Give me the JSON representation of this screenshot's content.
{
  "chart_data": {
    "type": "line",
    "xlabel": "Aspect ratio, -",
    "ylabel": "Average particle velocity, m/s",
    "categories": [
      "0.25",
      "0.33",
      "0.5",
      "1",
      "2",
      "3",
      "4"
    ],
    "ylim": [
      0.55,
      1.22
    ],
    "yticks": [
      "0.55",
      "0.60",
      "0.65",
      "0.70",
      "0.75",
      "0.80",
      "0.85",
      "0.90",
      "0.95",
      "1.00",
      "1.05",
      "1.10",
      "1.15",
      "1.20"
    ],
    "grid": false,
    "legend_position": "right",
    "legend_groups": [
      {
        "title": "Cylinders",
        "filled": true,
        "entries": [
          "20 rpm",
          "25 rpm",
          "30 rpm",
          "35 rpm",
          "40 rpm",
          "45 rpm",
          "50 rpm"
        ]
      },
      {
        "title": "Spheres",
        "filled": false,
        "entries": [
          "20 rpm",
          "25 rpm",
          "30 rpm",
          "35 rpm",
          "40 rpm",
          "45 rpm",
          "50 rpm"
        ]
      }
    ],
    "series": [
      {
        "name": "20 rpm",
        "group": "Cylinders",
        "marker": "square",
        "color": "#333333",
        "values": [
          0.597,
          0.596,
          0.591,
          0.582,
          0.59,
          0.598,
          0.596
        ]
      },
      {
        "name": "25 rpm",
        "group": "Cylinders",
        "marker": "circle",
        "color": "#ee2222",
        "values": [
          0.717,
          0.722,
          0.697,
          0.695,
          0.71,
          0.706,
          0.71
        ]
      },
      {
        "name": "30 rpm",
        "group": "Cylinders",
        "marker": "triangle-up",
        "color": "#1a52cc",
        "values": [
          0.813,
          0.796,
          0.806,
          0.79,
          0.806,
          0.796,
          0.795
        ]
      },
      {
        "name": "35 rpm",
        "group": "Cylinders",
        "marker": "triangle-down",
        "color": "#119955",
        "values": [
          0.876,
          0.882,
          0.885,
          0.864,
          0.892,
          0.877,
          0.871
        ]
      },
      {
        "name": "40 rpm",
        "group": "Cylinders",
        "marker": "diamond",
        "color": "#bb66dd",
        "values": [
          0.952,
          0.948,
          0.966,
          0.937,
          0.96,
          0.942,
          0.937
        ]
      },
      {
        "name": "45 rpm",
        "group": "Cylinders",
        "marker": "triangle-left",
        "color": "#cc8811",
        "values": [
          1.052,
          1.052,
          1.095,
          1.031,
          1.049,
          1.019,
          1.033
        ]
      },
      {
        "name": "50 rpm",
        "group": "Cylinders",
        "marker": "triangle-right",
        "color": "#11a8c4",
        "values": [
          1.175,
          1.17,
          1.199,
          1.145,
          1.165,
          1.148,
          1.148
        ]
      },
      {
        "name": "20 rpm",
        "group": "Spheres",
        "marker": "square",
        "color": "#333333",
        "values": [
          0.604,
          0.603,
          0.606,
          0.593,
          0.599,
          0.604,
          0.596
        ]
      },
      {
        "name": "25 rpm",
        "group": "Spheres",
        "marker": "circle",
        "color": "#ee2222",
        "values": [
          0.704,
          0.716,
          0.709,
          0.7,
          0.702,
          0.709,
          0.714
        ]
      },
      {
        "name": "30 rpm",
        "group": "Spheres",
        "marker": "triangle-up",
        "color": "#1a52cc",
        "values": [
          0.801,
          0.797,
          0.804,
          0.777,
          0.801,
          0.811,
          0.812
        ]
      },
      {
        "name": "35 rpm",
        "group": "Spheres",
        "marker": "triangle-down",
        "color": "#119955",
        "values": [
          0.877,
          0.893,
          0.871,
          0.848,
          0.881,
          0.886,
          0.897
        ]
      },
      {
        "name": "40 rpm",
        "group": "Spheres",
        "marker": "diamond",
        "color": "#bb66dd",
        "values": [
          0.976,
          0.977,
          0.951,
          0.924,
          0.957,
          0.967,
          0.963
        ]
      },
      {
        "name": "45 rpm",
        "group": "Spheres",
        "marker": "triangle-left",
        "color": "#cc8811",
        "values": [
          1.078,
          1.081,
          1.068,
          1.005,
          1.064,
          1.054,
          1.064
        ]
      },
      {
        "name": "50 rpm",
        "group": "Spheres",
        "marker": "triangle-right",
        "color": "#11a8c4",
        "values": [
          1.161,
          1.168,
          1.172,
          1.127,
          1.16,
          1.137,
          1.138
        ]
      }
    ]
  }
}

◇ ◇ ◇ ◇ ◇ ◇ ◇

### OBJECTIVE
Every record above should be output exactly.

### RESULT BELOW
Give me the JSON representation of this screenshot's content.
{
  "chart_data": {
    "type": "line",
    "xlabel": "Aspect ratio, -",
    "ylabel": "Average particle velocity, m/s",
    "categories": [
      "0.25",
      "0.33",
      "0.5",
      "1",
      "2",
      "3",
      "4"
    ],
    "ylim": [
      0.55,
      1.22
    ],
    "yticks": [
      "0.55",
      "0.60",
      "0.65",
      "0.70",
      "0.75",
      "0.80",
      "0.85",
      "0.90",
      "0.95",
      "1.00",
      "1.05",
      "1.10",
      "1.15",
      "1.20"
    ],
    "grid": false,
    "legend_position": "right",
    "legend_groups": [
      {
        "title": "Cylinders",
        "filled": true,
        "entries": [
          "20 rpm",
          "25 rpm",
          "30 rpm",
          "35 rpm",
          "40 rpm",
          "45 rpm",
          "50 rpm"
        ]
      },
      {
        "title": "Spheres",
        "filled": false,
        "entries": [
          "20 rpm",
          "25 rpm",
          "30 rpm",
          "35 rpm",
          "40 rpm",
          "45 rpm",
          "50 rpm"
        ]
      }
    ],
    "series": [
      {
        "name": "20 rpm",
        "group": "Cylinders",
        "marker": "square",
        "color": "#333333",
        "values": [
          0.597,
          0.596,
          0.591,
          0.582,
          0.59,
          0.598,
          0.596
        ]
      },
      {
        "name": "25 rpm",
        "group": "Cylinders",
        "marker": "circle",
        "color": "#ee2222",
        "values": [
          0.717,
          0.722,
          0.697,
          0.695,
          0.71,
          0.706,
          0.71
        ]
      },
      {
        "name": "30 rpm",
        "group": "Cylinders",
        "marker": "triangle-up",
        "color": "#1a52cc",
        "values": [
          0.813,
          0.796,
          0.806,
          0.79,
          0.806,
          0.796,
          0.795
        ]
      },
      {
        "name": "35 rpm",
        "group": "Cylinders",
        "marker": "triangle-down",
        "color": "#119955",
        "values": [
          0.876,
          0.882,
          0.885,
          0.864,
          0.892,
          0.877,
          0.871
        ]
      },
      {
        "name": "40 rpm",
        "group": "Cylinders",
        "marker": "diamond",
        "color": "#bb66dd",
        "values": [
          0.952,
          0.948,
          0.966,
          0.937,
          0.96,
          0.942,
          0.937
        ]
      },
      {
        "name": "45 rpm",
        "group": "Cylinders",
        "marker": "triangle-left",
        "color": "#cc8811",
        "values": [
          1.052,
          1.052,
          1.095,
          1.031,
          1.049,
          1.019,
          1.033
        ]
      },
      {
        "name": "50 rpm",
        "group": "Cylinders",
        "marker": "triangle-right",
        "color": "#11a8c4",
        "values": [
          1.175,
          1.17,
          1.199,
          1.145,
          1.165,
          1.148,
          1.148
        ]
      },
      {
        "name": "20 rpm",
        "group": "Spheres",
        "marker": "square",
        "color": "#333333",
        "values": [
          0.604,
          0.603,
          0.606,
          0.593,
          0.599,
          0.604,
          0.596
        ]
      },
      {
        "name": "25 rpm",
        "group": "Spheres",
        "marker": "circle",
        "color": "#ee2222",
        "values": [
          0.704,
          0.716,
          0.709,
          0.7,
          0.702,
          0.709,
          0.714
        ]
      },
      {
        "name": "30 rpm",
        "group": "Spheres",
        "marker": "triangle-up",
        "color": "#1a52cc",
        "values": [
          0.801,
          0.797,
          0.804,
          0.777,
          0.801,
          0.811,
          0.812
        ]
      },
      {
        "name": "35 rpm",
        "group": "Spheres",
        "marker": "triangle-down",
        "color": "#119955",
        "values": [
          0.877,
          0.893,
          0.871,
          0.848,
          0.881,
          0.886,
          0.897
        ]
      },
      {
        "name": "40 rpm",
        "group": "Spheres",
        "marker": "diamond",
        "color": "#bb66dd",
        "values": [
          0.976,
          0.977,
          0.951,
          0.924,
          0.957,
          0.967,
          0.963
        ]
      },
      {
        "name": "45 rpm",
        "group": "Spheres",
        "marker": "triangle-left",
        "color": "#cc8811",
        "values": [
          1.078,
          1.081,
          1.068,
          1.005,
          1.064,
          1.054,
          1.064
        ]
      },
      {
        "name": "50 rpm",
        "group": "Spheres",
        "marker": "triangle-right",
        "color": "#11a8c4",
        "values": [
          1.161,
          1.168,
          1.172,
          1.127,
          1.16,
          1.137,
          1.138
        ]
      }
    ]
  }
}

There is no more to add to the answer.